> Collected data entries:
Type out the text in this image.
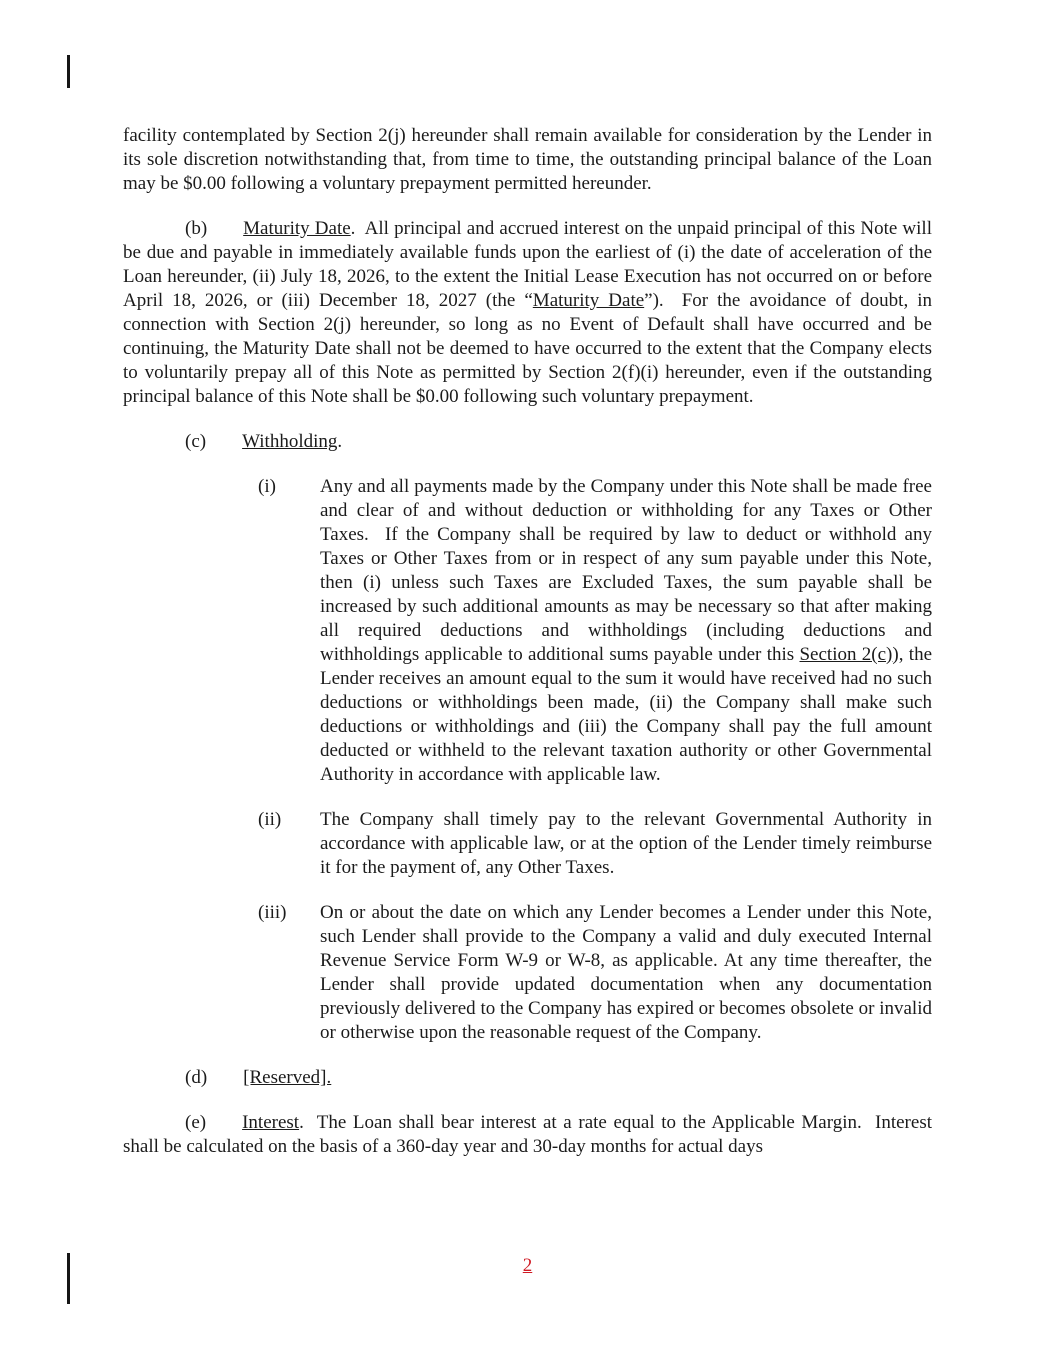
facility contemplated by Section 2(j) hereunder shall remain available for consideration by the Lender in its sole discretion notwithstanding that, from time to time, the outstanding principal balance of the Loan may be $0.00 following a voluntary prepayment permitted hereunder.

(b) Maturity Date.  All principal and accrued interest on the unpaid principal of this Note will be due and payable in immediately available funds upon the earliest of (i) the date of acceleration of the Loan hereunder, (ii) July 18, 2026, to the extent the Initial Lease Execution has not occurred on or before April 18, 2026, or (iii) December 18, 2027 (the “Maturity Date”).  For the avoidance of doubt, in connection with Section 2(j) hereunder, so long as no Event of Default shall have occurred and be continuing, the Maturity Date shall not be deemed to have occurred to the extent that the Company elects to voluntarily prepay all of this Note as permitted by Section 2(f)(i) hereunder, even if the outstanding principal balance of this Note shall be $0.00 following such voluntary prepayment.

(c) Withholding.

(i)	Any and all payments made by the Company under this Note shall be made free and clear of and without deduction or withholding for any Taxes or Other Taxes.  If the Company shall be required by law to deduct or withhold any Taxes or Other Taxes from or in respect of any sum payable under this Note, then (i) unless such Taxes are Excluded Taxes, the sum payable shall be increased by such additional amounts as may be necessary so that after making all required deductions and withholdings (including deductions and withholdings applicable to additional sums payable under this Section 2(c)), the Lender receives an amount equal to the sum it would have received had no such deductions or withholdings been made, (ii) the Company shall make such deductions or withholdings and (iii) the Company shall pay the full amount deducted or withheld to the relevant taxation authority or other Governmental Authority in accordance with applicable law.
(ii)	The Company shall timely pay to the relevant Governmental Authority in accordance with applicable law, or at the option of the Lender timely reimburse it for the payment of, any Other Taxes.
(iii)	On or about the date on which any Lender becomes a Lender under this Note, such Lender shall provide to the Company a valid and duly executed Internal Revenue Service Form W-9 or W-8, as applicable. At any time thereafter, the Lender shall provide updated documentation when any documentation previously delivered to the Company has expired or becomes obsolete or invalid or otherwise upon the reasonable request of the Company.

(d) [Reserved].

(e) Interest.  The Loan shall bear interest at a rate equal to the Applicable Margin.  Interest shall be calculated on the basis of a 360-day year and 30-day months for actual days

2
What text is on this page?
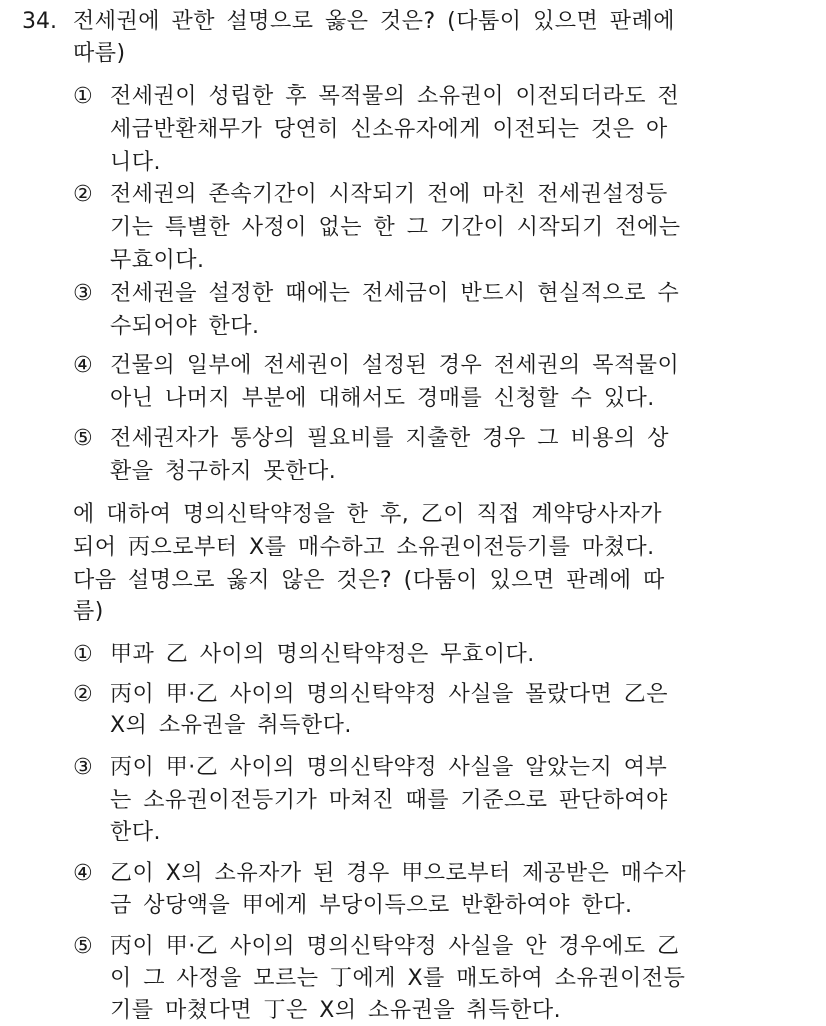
34. 전세권에 관한 설명으로 옳은 것은? (다툼이 있으면 판례에
따름)
① 전세권이 성립한 후 목적물의 소유권이 이전되더라도 전
세금반환채무가 당연히 신소유자에게 이전되는 것은 아
니다.
② 전세권의 존속기간이 시작되기 전에 마친 전세권설정등
기는 특별한 사정이 없는 한 그 기간이 시작되기 전에는
무효이다.
③ 전세권을 설정한 때에는 전세금이 반드시 현실적으로 수
수되어야 한다.
④ 건물의 일부에 전세권이 설정된 경우 전세권의 목적물이
아닌 나머지 부분에 대해서도 경매를 신청할 수 있다.
⑤ 전세권자가 통상의 필요비를 지출한 경우 그 비용의 상
환을 청구하지 못한다.
에 대하여 명의신탁약정을 한 후, 乙이 직접 계약당사자가
되어 丙으로부터 X를 매수하고 소유권이전등기를 마쳤다.
다음 설명으로 옳지 않은 것은? (다툼이 있으면 판례에 따
름)
① 甲과 乙 사이의 명의신탁약정은 무효이다.
② 丙이 甲·乙 사이의 명의신탁약정 사실을 몰랐다면 乙은
X의 소유권을 취득한다.
③ 丙이 甲·乙 사이의 명의신탁약정 사실을 알았는지 여부
는 소유권이전등기가 마쳐진 때를 기준으로 판단하여야
한다.
④ 乙이 X의 소유자가 된 경우 甲으로부터 제공받은 매수자
금 상당액을 甲에게 부당이득으로 반환하여야 한다.
⑤ 丙이 甲·乙 사이의 명의신탁약정 사실을 안 경우에도 乙
이 그 사정을 모르는 丁에게 X를 매도하여 소유권이전등
기를 마쳤다면 丁은 X의 소유권을 취득한다.
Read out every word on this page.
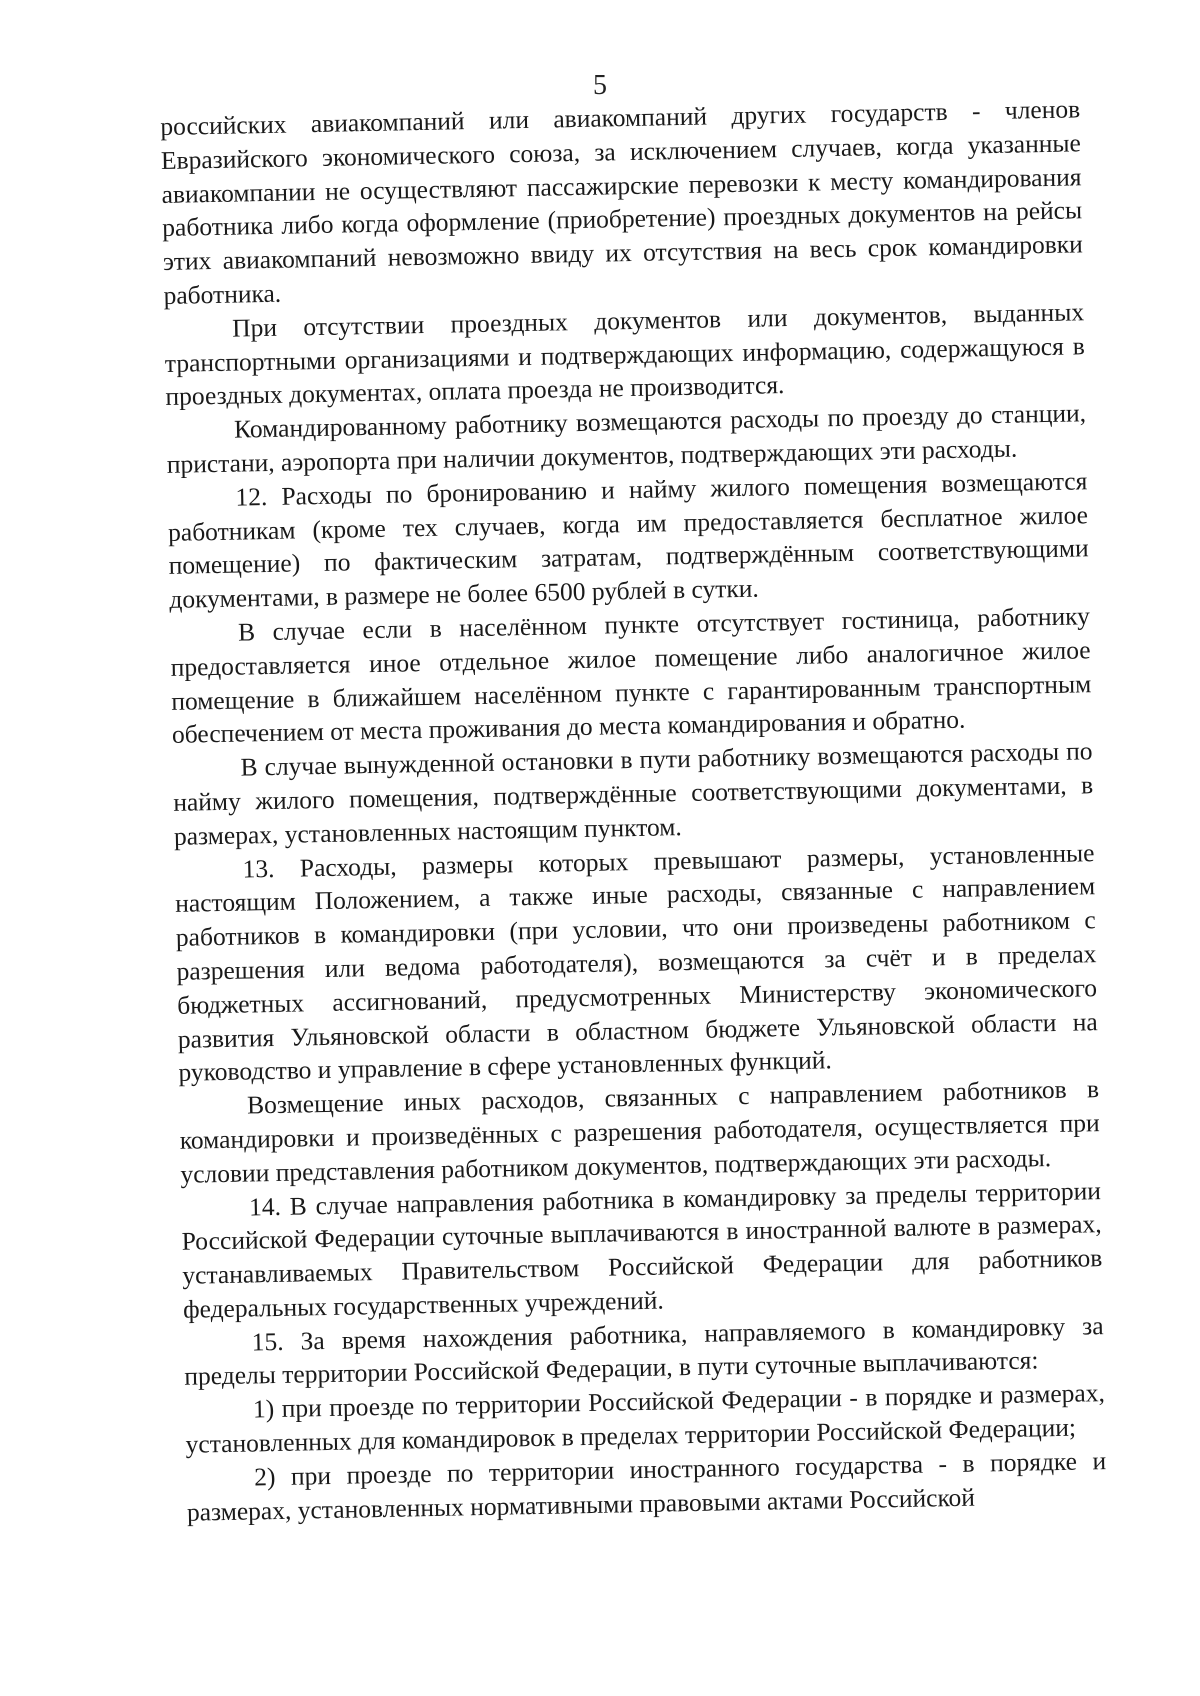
5

российских авиакомпаний или авиакомпаний других государств - членов Евразийского экономического союза, за исключением случаев, когда указанные авиакомпании не осуществляют пассажирские перевозки к месту командирования работника либо когда оформление (приобретение) проездных документов на рейсы этих авиакомпаний невозможно ввиду их отсутствия на весь срок командировки работника.

При отсутствии проездных документов или документов, выданных транспортными организациями и подтверждающих информацию, содержащуюся в проездных документах, оплата проезда не производится.

Командированному работнику возмещаются расходы по проезду до станции, пристани, аэропорта при наличии документов, подтверждающих эти расходы.

12. Расходы по бронированию и найму жилого помещения возмещаются работникам (кроме тех случаев, когда им предоставляется бесплатное жилое помещение) по фактическим затратам, подтверждённым соответствующими документами, в размере не более 6500 рублей в сутки.

В случае если в населённом пункте отсутствует гостиница, работнику предоставляется иное отдельное жилое помещение либо аналогичное жилое помещение в ближайшем населённом пункте с гарантированным транспортным обеспечением от места проживания до места командирования и обратно.

В случае вынужденной остановки в пути работнику возмещаются расходы по найму жилого помещения, подтверждённые соответствующими документами, в размерах, установленных настоящим пунктом.

13. Расходы, размеры которых превышают размеры, установленные настоящим Положением, а также иные расходы, связанные с направлением работников в командировки (при условии, что они произведены работником с разрешения или ведома работодателя), возмещаются за счёт и в пределах бюджетных ассигнований, предусмотренных Министерству экономического развития Ульяновской области в областном бюджете Ульяновской области на руководство и управление в сфере установленных функций.

Возмещение иных расходов, связанных с направлением работников в командировки и произведённых с разрешения работодателя, осуществляется при условии представления работником документов, подтверждающих эти расходы.

14. В случае направления работника в командировку за пределы территории Российской Федерации суточные выплачиваются в иностранной валюте в размерах, устанавливаемых Правительством Российской Федерации для работников федеральных государственных учреждений.

15. За время нахождения работника, направляемого в командировку за пределы территории Российской Федерации, в пути суточные выплачиваются:

1) при проезде по территории Российской Федерации - в порядке и размерах, установленных для командировок в пределах территории Российской Федерации;

2) при проезде по территории иностранного государства - в порядке и размерах, установленных нормативными правовыми актами Российской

> Do this:
Exclude the pictures, and transcribe all of the material exactly.

> Solution:
Type out the text in this image.
facility contemplated by Section 2(j) hereunder shall remain available for consideration by the Lender in its sole discretion notwithstanding that, from time to time, the outstanding principal balance of the Loan may be $0.00 following a voluntary prepayment permitted hereunder.

(b) Maturity Date.  All principal and accrued interest on the unpaid principal of this Note will be due and payable in immediately available funds upon the earliest of (i) the date of acceleration of the Loan hereunder, (ii) July 18, 2026, to the extent the Initial Lease Execution has not occurred on or before April 18, 2026, or (iii) December 18, 2027 (the “Maturity Date”).  For the avoidance of doubt, in connection with Section 2(j) hereunder, so long as no Event of Default shall have occurred and be continuing, the Maturity Date shall not be deemed to have occurred to the extent that the Company elects to voluntarily prepay all of this Note as permitted by Section 2(f)(i) hereunder, even if the outstanding principal balance of this Note shall be $0.00 following such voluntary prepayment.

(c) Withholding.

(i)	Any and all payments made by the Company under this Note shall be made free and clear of and without deduction or withholding for any Taxes or Other Taxes.  If the Company shall be required by law to deduct or withhold any Taxes or Other Taxes from or in respect of any sum payable under this Note, then (i) unless such Taxes are Excluded Taxes, the sum payable shall be increased by such additional amounts as may be necessary so that after making all required deductions and withholdings (including deductions and withholdings applicable to additional sums payable under this Section 2(c)), the Lender receives an amount equal to the sum it would have received had no such deductions or withholdings been made, (ii) the Company shall make such deductions or withholdings and (iii) the Company shall pay the full amount deducted or withheld to the relevant taxation authority or other Governmental Authority in accordance with applicable law.
(ii)	The Company shall timely pay to the relevant Governmental Authority in accordance with applicable law, or at the option of the Lender timely reimburse it for the payment of, any Other Taxes.
(iii)	On or about the date on which any Lender becomes a Lender under this Note, such Lender shall provide to the Company a valid and duly executed Internal Revenue Service Form W-9 or W-8, as applicable. At any time thereafter, the Lender shall provide updated documentation when any documentation previously delivered to the Company has expired or becomes obsolete or invalid or otherwise upon the reasonable request of the Company.

(d) [Reserved].

(e) Interest.  The Loan shall bear interest at a rate equal to the Applicable Margin.  Interest shall be calculated on the basis of a 360-day year and 30-day months for actual days

2
What text is on this page?
34. 전세권에 관한 설명으로 옳은 것은? (다툼이 있으면 판례에
따름)
① 전세권이 성립한 후 목적물의 소유권이 이전되더라도 전
세금반환채무가 당연히 신소유자에게 이전되는 것은 아
니다.
② 전세권의 존속기간이 시작되기 전에 마친 전세권설정등
기는 특별한 사정이 없는 한 그 기간이 시작되기 전에는
무효이다.
③ 전세권을 설정한 때에는 전세금이 반드시 현실적으로 수
수되어야 한다.
④ 건물의 일부에 전세권이 설정된 경우 전세권의 목적물이
아닌 나머지 부분에 대해서도 경매를 신청할 수 있다.
⑤ 전세권자가 통상의 필요비를 지출한 경우 그 비용의 상
환을 청구하지 못한다.
에 대하여 명의신탁약정을 한 후, 乙이 직접 계약당사자가
되어 丙으로부터 X를 매수하고 소유권이전등기를 마쳤다.
다음 설명으로 옳지 않은 것은? (다툼이 있으면 판례에 따
름)
① 甲과 乙 사이의 명의신탁약정은 무효이다.
② 丙이 甲·乙 사이의 명의신탁약정 사실을 몰랐다면 乙은
X의 소유권을 취득한다.
③ 丙이 甲·乙 사이의 명의신탁약정 사실을 알았는지 여부
는 소유권이전등기가 마쳐진 때를 기준으로 판단하여야
한다.
④ 乙이 X의 소유자가 된 경우 甲으로부터 제공받은 매수자
금 상당액을 甲에게 부당이득으로 반환하여야 한다.
⑤ 丙이 甲·乙 사이의 명의신탁약정 사실을 안 경우에도 乙
이 그 사정을 모르는 丁에게 X를 매도하여 소유권이전등
기를 마쳤다면 丁은 X의 소유권을 취득한다.
Read out every word on this page.
5

российских авиакомпаний или авиакомпаний других государств - членов Евразийского экономического союза, за исключением случаев, когда указанные авиакомпании не осуществляют пассажирские перевозки к месту командирования работника либо когда оформление (приобретение) проездных документов на рейсы этих авиакомпаний невозможно ввиду их отсутствия на весь срок командировки работника.

При отсутствии проездных документов или документов, выданных транспортными организациями и подтверждающих информацию, содержащуюся в проездных документах, оплата проезда не производится.

Командированному работнику возмещаются расходы по проезду до станции, пристани, аэропорта при наличии документов, подтверждающих эти расходы.

12. Расходы по бронированию и найму жилого помещения возмещаются работникам (кроме тех случаев, когда им предоставляется бесплатное жилое помещение) по фактическим затратам, подтверждённым соответствующими документами, в размере не более 6500 рублей в сутки.

В случае если в населённом пункте отсутствует гостиница, работнику предоставляется иное отдельное жилое помещение либо аналогичное жилое помещение в ближайшем населённом пункте с гарантированным транспортным обеспечением от места проживания до места командирования и обратно.

В случае вынужденной остановки в пути работнику возмещаются расходы по найму жилого помещения, подтверждённые соответствующими документами, в размерах, установленных настоящим пунктом.

13. Расходы, размеры которых превышают размеры, установленные настоящим Положением, а также иные расходы, связанные с направлением работников в командировки (при условии, что они произведены работником с разрешения или ведома работодателя), возмещаются за счёт и в пределах бюджетных ассигнований, предусмотренных Министерству экономического развития Ульяновской области в областном бюджете Ульяновской области на руководство и управление в сфере установленных функций.

Возмещение иных расходов, связанных с направлением работников в командировки и произведённых с разрешения работодателя, осуществляется при условии представления работником документов, подтверждающих эти расходы.

14. В случае направления работника в командировку за пределы территории Российской Федерации суточные выплачиваются в иностранной валюте в размерах, устанавливаемых Правительством Российской Федерации для работников федеральных государственных учреждений.

15. За время нахождения работника, направляемого в командировку за пределы территории Российской Федерации, в пути суточные выплачиваются:

1) при проезде по территории Российской Федерации - в порядке и размерах, установленных для командировок в пределах территории Российской Федерации;

2) при проезде по территории иностранного государства - в порядке и размерах, установленных нормативными правовыми актами Российской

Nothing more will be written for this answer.